- [Objective]
The entries below are to be repeated exactly as they stand.

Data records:
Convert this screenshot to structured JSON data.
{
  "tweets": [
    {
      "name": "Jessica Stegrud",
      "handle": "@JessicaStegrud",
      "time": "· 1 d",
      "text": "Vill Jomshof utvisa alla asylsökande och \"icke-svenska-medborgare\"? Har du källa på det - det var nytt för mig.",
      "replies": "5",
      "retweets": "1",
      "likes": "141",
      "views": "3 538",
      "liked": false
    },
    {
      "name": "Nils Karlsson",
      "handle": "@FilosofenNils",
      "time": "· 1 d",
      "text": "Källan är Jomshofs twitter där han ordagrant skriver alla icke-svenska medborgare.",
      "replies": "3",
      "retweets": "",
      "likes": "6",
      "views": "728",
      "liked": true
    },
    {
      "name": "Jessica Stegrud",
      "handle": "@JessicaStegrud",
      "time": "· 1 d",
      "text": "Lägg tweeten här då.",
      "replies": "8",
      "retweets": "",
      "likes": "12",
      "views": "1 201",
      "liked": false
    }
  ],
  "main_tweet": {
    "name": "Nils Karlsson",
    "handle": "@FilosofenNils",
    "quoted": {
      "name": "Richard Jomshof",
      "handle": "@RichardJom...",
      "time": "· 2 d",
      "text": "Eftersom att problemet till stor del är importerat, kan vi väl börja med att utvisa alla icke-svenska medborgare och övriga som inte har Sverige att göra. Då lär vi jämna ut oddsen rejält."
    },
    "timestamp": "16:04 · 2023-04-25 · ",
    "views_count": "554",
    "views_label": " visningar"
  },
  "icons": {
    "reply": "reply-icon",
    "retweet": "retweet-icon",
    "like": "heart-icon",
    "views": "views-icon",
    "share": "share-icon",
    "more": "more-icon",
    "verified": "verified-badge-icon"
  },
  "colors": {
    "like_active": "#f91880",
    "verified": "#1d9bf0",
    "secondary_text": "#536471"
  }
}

- [Finished exercise]
Convert this screenshot to structured JSON data.
{
  "tweets": [
    {
      "name": "Jessica Stegrud",
      "handle": "@JessicaStegrud",
      "time": "· 1 d",
      "text": "Vill Jomshof utvisa alla asylsökande och \"icke-svenska-medborgare\"? Har du källa på det - det var nytt för mig.",
      "replies": "5",
      "retweets": "1",
      "likes": "141",
      "views": "3 538",
      "liked": false
    },
    {
      "name": "Nils Karlsson",
      "handle": "@FilosofenNils",
      "time": "· 1 d",
      "text": "Källan är Jomshofs twitter där han ordagrant skriver alla icke-svenska medborgare.",
      "replies": "3",
      "retweets": "",
      "likes": "6",
      "views": "728",
      "liked": true
    },
    {
      "name": "Jessica Stegrud",
      "handle": "@JessicaStegrud",
      "time": "· 1 d",
      "text": "Lägg tweeten här då.",
      "replies": "8",
      "retweets": "",
      "likes": "12",
      "views": "1 201",
      "liked": false
    }
  ],
  "main_tweet": {
    "name": "Nils Karlsson",
    "handle": "@FilosofenNils",
    "quoted": {
      "name": "Richard Jomshof",
      "handle": "@RichardJom...",
      "time": "· 2 d",
      "text": "Eftersom att problemet till stor del är importerat, kan vi väl börja med att utvisa alla icke-svenska medborgare och övriga som inte har Sverige att göra. Då lär vi jämna ut oddsen rejält."
    },
    "timestamp": "16:04 · 2023-04-25 · ",
    "views_count": "554",
    "views_label": " visningar"
  },
  "icons": {
    "reply": "reply-icon",
    "retweet": "retweet-icon",
    "like": "heart-icon",
    "views": "views-icon",
    "share": "share-icon",
    "more": "more-icon",
    "verified": "verified-badge-icon"
  },
  "colors": {
    "like_active": "#f91880",
    "verified": "#1d9bf0",
    "secondary_text": "#536471"
  }
}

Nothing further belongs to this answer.